[Available records]:
━━━━━━━━━━━━━━━━━━━━━━━━━━━━━━

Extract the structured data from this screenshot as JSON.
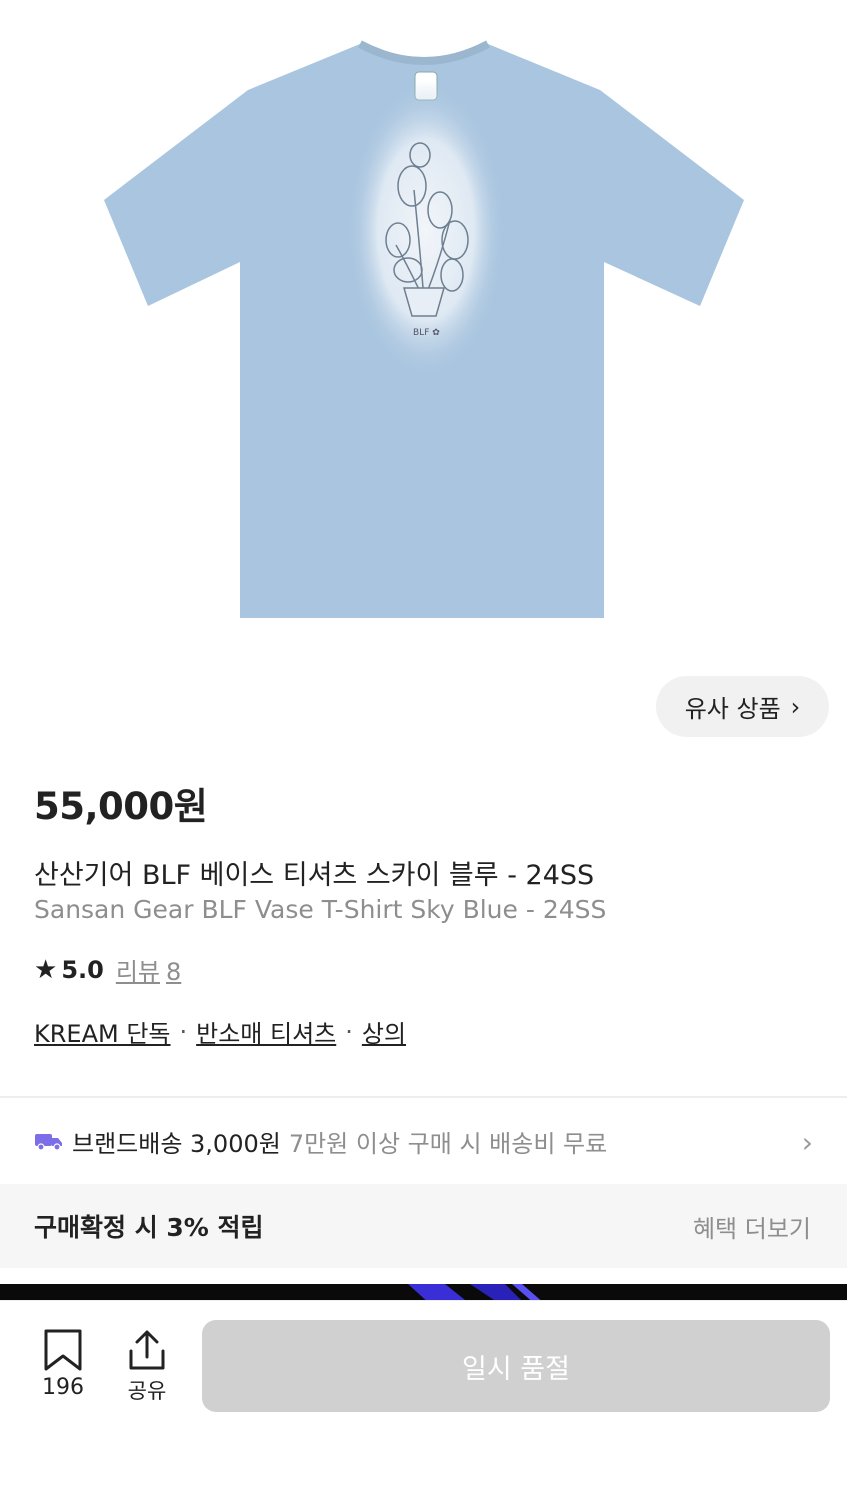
{
  "product": {
    "image_alt": "Sky blue T-shirt with vase graphic",
    "price": "55,000원",
    "title_ko": "산산기어 BLF 베이스 티셔츠 스카이 블루 - 24SS",
    "title_en": "Sansan Gear BLF Vase T-Shirt Sky Blue - 24SS",
    "shirt_color": "#a9c5df"
  },
  "similar_button": {
    "label": "유사 상품",
    "icon": "chevron-right-icon"
  },
  "rating": {
    "score": "5.0",
    "reviews_label": "리뷰",
    "reviews_count": "8"
  },
  "tags": [
    "KREAM 단독",
    "반소매 티셔츠",
    "상의"
  ],
  "shipping": {
    "label": "브랜드배송 3,000원",
    "note": "7만원 이상 구매 시 배송비 무료",
    "icon_color": "#7b6ee8"
  },
  "benefit": {
    "label": "구매확정 시 3% 적립",
    "more": "혜택 더보기"
  },
  "bottom_bar": {
    "wish_count": "196",
    "share_label": "공유",
    "buy_label": "일시 품절"
  }
}
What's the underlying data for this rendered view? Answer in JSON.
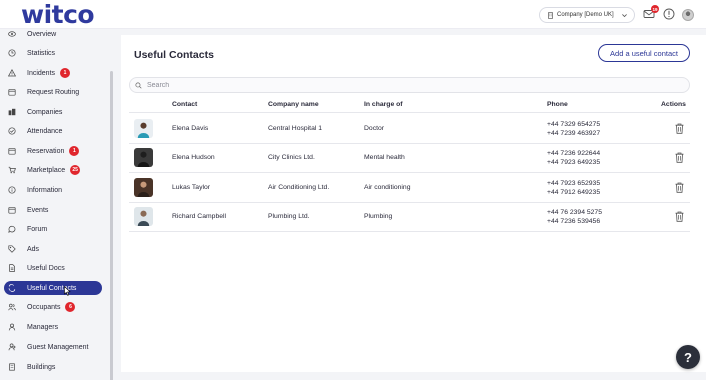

━━━━━━━━━━━━━━━━━━━━━━━━━━━━━━

[What the task asks]: Repeat all of the entries word for word, but omit the pictures.

[Exercise response]:
Extract the structured data from this screenshot as JSON.
{
  "product": {
    "image_alt": "Sky blue T-shirt with vase graphic",
    "price": "55,000원",
    "title_ko": "산산기어 BLF 베이스 티셔츠 스카이 블루 - 24SS",
    "title_en": "Sansan Gear BLF Vase T-Shirt Sky Blue - 24SS",
    "shirt_color": "#a9c5df"
  },
  "similar_button": {
    "label": "유사 상품",
    "icon": "chevron-right-icon"
  },
  "rating": {
    "score": "5.0",
    "reviews_label": "리뷰",
    "reviews_count": "8"
  },
  "tags": [
    "KREAM 단독",
    "반소매 티셔츠",
    "상의"
  ],
  "shipping": {
    "label": "브랜드배송 3,000원",
    "note": "7만원 이상 구매 시 배송비 무료",
    "icon_color": "#7b6ee8"
  },
  "benefit": {
    "label": "구매확정 시 3% 적립",
    "more": "혜택 더보기"
  },
  "bottom_bar": {
    "wish_count": "196",
    "share_label": "공유",
    "buy_label": "일시 품절"
  }
}
What's the underlying data for this rendered view? Answer in JSON.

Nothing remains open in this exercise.